**Work instructions**: Each record below is to be reproduced without any change.
-- START Information supplied --
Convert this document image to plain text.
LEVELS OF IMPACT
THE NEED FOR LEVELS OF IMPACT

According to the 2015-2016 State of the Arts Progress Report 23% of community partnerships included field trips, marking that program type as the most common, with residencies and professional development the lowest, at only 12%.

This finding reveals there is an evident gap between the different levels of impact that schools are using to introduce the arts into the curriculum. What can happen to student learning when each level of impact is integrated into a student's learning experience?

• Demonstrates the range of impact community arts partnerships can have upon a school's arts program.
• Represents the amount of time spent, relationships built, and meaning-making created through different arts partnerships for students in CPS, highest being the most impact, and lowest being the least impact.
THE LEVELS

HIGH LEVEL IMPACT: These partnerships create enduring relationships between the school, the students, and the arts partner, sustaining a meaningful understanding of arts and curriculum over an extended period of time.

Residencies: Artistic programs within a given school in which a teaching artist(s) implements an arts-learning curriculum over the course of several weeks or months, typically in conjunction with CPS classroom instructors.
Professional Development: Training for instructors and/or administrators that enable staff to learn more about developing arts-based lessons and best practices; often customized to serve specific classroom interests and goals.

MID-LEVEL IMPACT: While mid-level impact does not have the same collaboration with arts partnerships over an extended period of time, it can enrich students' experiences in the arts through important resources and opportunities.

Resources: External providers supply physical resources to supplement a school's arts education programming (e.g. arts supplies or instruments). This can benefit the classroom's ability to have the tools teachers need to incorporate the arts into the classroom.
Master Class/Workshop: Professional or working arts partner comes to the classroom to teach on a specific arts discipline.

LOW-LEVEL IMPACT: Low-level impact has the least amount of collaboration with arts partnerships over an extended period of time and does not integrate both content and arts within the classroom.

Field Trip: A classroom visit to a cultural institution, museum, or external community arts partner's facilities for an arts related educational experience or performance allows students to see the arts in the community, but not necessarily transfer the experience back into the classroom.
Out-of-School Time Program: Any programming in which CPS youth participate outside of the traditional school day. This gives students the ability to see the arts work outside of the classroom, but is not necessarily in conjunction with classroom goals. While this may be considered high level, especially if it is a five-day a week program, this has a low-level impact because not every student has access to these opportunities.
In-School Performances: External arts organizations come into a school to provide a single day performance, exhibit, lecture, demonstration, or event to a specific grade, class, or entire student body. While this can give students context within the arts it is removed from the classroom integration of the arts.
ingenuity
-- END Information supplied --
**The answer**:
Convert this document image to plain text.
LEVELS OF IMPACT
THE NEED FOR LEVELS OF IMPACT

According to the 2015-2016 State of the Arts Progress Report 23% of community partnerships included field trips, marking that program type as the most common, with residencies and professional development the lowest, at only 12%.

This finding reveals there is an evident gap between the different levels of impact that schools are using to introduce the arts into the curriculum. What can happen to student learning when each level of impact is integrated into a student's learning experience?

• Demonstrates the range of impact community arts partnerships can have upon a school's arts program.
• Represents the amount of time spent, relationships built, and meaning-making created through different arts partnerships for students in CPS, highest being the most impact, and lowest being the least impact.
THE LEVELS

HIGH LEVEL IMPACT: These partnerships create enduring relationships between the school, the students, and the arts partner, sustaining a meaningful understanding of arts and curriculum over an extended period of time.

Residencies: Artistic programs within a given school in which a teaching artist(s) implements an arts-learning curriculum over the course of several weeks or months, typically in conjunction with CPS classroom instructors.
Professional Development: Training for instructors and/or administrators that enable staff to learn more about developing arts-based lessons and best practices; often customized to serve specific classroom interests and goals.

MID-LEVEL IMPACT: While mid-level impact does not have the same collaboration with arts partnerships over an extended period of time, it can enrich students' experiences in the arts through important resources and opportunities.

Resources: External providers supply physical resources to supplement a school's arts education programming (e.g. arts supplies or instruments). This can benefit the classroom's ability to have the tools teachers need to incorporate the arts into the classroom.
Master Class/Workshop: Professional or working arts partner comes to the classroom to teach on a specific arts discipline.

LOW-LEVEL IMPACT: Low-level impact has the least amount of collaboration with arts partnerships over an extended period of time and does not integrate both content and arts within the classroom.

Field Trip: A classroom visit to a cultural institution, museum, or external community arts partner's facilities for an arts related educational experience or performance allows students to see the arts in the community, but not necessarily transfer the experience back into the classroom.
Out-of-School Time Program: Any programming in which CPS youth participate outside of the traditional school day. This gives students the ability to see the arts work outside of the classroom, but is not necessarily in conjunction with classroom goals. While this may be considered high level, especially if it is a five-day a week program, this has a low-level impact because not every student has access to these opportunities.
In-School Performances: External arts organizations come into a school to provide a single day performance, exhibit, lecture, demonstration, or event to a specific grade, class, or entire student body. While this can give students context within the arts it is removed from the classroom integration of the arts.
ingenuity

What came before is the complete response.